Give the stretch of the material from its start through the line that contains "121, 471, 155]" as a Markdown table with the columns No. and Line. Number each line and leave out any blank lines.

Entries drawn from a collection:
* * *
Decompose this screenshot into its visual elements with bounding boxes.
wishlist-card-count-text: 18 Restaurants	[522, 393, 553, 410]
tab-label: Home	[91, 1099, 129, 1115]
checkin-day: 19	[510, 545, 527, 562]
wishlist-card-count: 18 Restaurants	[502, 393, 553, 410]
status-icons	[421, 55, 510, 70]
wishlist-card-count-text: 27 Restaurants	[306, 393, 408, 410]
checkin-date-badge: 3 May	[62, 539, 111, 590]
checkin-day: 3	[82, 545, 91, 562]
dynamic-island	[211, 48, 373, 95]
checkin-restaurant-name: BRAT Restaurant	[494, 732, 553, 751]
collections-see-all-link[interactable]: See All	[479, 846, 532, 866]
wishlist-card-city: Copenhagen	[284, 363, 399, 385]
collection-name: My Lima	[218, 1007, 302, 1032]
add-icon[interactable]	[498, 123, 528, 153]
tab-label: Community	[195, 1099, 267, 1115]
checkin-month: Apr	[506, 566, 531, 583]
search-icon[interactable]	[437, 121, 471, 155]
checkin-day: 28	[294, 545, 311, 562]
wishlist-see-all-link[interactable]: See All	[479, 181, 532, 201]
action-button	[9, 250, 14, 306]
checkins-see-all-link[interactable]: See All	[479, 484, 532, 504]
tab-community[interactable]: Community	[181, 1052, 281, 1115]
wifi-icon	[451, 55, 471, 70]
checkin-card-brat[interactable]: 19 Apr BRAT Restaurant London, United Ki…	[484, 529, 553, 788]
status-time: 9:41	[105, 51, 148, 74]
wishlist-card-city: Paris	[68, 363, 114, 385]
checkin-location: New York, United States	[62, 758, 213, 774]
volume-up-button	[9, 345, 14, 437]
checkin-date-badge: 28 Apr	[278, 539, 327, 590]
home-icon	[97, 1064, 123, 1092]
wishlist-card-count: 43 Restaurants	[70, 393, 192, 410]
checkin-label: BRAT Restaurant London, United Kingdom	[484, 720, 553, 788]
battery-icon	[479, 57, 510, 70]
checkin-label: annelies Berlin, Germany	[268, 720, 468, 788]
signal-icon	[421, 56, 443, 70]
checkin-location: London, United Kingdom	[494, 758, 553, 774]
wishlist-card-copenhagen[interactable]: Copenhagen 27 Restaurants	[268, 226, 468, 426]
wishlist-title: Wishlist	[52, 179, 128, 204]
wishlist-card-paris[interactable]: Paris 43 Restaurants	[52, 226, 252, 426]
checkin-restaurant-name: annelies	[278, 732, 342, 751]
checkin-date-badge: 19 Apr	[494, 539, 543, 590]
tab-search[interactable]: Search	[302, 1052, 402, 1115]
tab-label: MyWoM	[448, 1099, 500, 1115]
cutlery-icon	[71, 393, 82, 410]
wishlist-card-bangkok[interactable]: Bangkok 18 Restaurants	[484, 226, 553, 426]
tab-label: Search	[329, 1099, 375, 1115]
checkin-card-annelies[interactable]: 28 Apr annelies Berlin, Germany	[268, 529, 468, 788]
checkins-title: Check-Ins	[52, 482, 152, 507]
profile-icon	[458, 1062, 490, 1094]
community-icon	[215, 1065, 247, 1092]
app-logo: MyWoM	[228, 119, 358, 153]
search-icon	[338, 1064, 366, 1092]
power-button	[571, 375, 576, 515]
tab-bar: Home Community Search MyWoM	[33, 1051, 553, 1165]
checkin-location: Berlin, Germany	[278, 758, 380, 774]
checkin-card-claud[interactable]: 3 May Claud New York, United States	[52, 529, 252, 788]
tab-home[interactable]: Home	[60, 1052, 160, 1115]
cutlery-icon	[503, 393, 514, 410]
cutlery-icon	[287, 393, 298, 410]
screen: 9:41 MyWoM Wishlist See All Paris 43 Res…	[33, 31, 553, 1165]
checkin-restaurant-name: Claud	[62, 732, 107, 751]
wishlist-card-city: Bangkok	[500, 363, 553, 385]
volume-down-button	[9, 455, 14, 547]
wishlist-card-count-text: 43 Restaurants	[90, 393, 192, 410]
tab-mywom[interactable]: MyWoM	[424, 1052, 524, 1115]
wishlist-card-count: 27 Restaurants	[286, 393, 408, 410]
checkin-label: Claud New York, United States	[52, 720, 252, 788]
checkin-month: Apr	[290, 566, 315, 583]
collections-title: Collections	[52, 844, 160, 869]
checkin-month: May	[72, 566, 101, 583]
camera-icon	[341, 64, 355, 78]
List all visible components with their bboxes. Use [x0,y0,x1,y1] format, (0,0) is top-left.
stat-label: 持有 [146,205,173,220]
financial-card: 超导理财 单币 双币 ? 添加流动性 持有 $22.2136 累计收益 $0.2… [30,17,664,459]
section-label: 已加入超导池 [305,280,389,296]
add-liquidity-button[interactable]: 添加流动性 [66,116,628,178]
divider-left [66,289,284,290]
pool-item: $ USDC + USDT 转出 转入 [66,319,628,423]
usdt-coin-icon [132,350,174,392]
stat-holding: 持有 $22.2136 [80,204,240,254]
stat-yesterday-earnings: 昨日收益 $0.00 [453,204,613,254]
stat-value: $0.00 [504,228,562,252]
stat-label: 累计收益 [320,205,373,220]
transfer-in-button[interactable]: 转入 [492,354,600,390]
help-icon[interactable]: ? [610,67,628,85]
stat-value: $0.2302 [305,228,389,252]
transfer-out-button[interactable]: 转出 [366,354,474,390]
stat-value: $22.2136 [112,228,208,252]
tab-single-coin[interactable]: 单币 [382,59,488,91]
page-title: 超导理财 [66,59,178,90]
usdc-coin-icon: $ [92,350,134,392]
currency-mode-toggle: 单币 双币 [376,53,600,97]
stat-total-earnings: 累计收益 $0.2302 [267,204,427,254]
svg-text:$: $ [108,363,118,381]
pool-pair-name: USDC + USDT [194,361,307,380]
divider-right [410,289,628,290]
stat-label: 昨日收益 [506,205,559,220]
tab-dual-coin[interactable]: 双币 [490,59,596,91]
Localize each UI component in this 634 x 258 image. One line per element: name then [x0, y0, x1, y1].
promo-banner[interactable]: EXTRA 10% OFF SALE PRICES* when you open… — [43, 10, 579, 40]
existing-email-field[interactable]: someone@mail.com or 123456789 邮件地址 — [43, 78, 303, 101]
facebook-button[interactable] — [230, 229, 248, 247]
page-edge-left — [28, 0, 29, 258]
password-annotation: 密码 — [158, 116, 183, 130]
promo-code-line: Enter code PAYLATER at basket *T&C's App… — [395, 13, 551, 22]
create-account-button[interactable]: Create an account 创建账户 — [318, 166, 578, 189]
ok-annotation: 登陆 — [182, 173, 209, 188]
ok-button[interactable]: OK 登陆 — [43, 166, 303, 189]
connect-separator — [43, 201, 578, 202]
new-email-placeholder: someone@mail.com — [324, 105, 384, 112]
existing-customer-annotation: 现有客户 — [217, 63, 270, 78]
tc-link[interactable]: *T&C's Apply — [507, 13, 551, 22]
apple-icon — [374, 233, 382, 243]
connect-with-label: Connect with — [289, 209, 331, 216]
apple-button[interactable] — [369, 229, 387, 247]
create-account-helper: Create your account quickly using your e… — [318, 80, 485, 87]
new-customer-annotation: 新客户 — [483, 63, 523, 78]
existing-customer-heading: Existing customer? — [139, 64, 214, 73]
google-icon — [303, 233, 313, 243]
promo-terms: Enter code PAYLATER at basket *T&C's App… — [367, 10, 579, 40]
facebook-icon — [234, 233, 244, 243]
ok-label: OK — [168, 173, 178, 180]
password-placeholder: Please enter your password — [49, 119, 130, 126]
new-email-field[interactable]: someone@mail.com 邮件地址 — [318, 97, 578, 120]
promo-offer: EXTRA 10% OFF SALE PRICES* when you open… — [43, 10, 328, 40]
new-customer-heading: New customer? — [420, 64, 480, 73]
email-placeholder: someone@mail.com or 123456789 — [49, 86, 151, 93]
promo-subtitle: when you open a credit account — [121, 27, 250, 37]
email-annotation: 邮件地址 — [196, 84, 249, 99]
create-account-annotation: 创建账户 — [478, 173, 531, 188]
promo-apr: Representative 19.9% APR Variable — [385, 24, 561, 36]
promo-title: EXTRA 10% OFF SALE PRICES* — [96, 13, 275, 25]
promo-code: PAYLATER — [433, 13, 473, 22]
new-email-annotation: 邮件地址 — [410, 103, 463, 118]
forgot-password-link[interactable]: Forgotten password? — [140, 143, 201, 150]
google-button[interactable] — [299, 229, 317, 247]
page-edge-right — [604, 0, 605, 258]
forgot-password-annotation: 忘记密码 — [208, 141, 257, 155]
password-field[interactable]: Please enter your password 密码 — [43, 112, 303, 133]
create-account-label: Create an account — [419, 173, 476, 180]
* * *
▶ [Completed exercise]
| No. | Line |
|---|---|
| 1 | Decompose this screenshot into its visual elements with bounding boxes. |
| 2 | wishlist-card-count-text: 18 Restaurants	[522, 393, 553, 410] |
| 3 | tab-label: Home	[91, 1099, 129, 1115] |
| 4 | checkin-day: 19	[510, 545, 527, 562] |
| 5 | wishlist-card-count: 18 Restaurants	[502, 393, 553, 410] |
| 6 | status-icons	[421, 55, 510, 70] |
| 7 | wishlist-card-count-text: 27 Restaurants	[306, 393, 408, 410] |
| 8 | checkin-date-badge: 3 May	[62, 539, 111, 590] |
| 9 | checkin-day: 3	[82, 545, 91, 562] |
| 10 | dynamic-island	[211, 48, 373, 95] |
| 11 | checkin-restaurant-name: BRAT Restaurant	[494, 732, 553, 751] |
| 12 | collections-see-all-link[interactable]: See All	[479, 846, 532, 866] |
| 13 | wishlist-card-city: Copenhagen	[284, 363, 399, 385] |
| 14 | collection-name: My Lima	[218, 1007, 302, 1032] |
| 15 | add-icon[interactable]	[498, 123, 528, 153] |
| 16 | tab-label: Community	[195, 1099, 267, 1115] |
| 17 | checkin-month: Apr	[506, 566, 531, 583] |
| 18 | search-icon[interactable]	[437, 121, 471, 155] |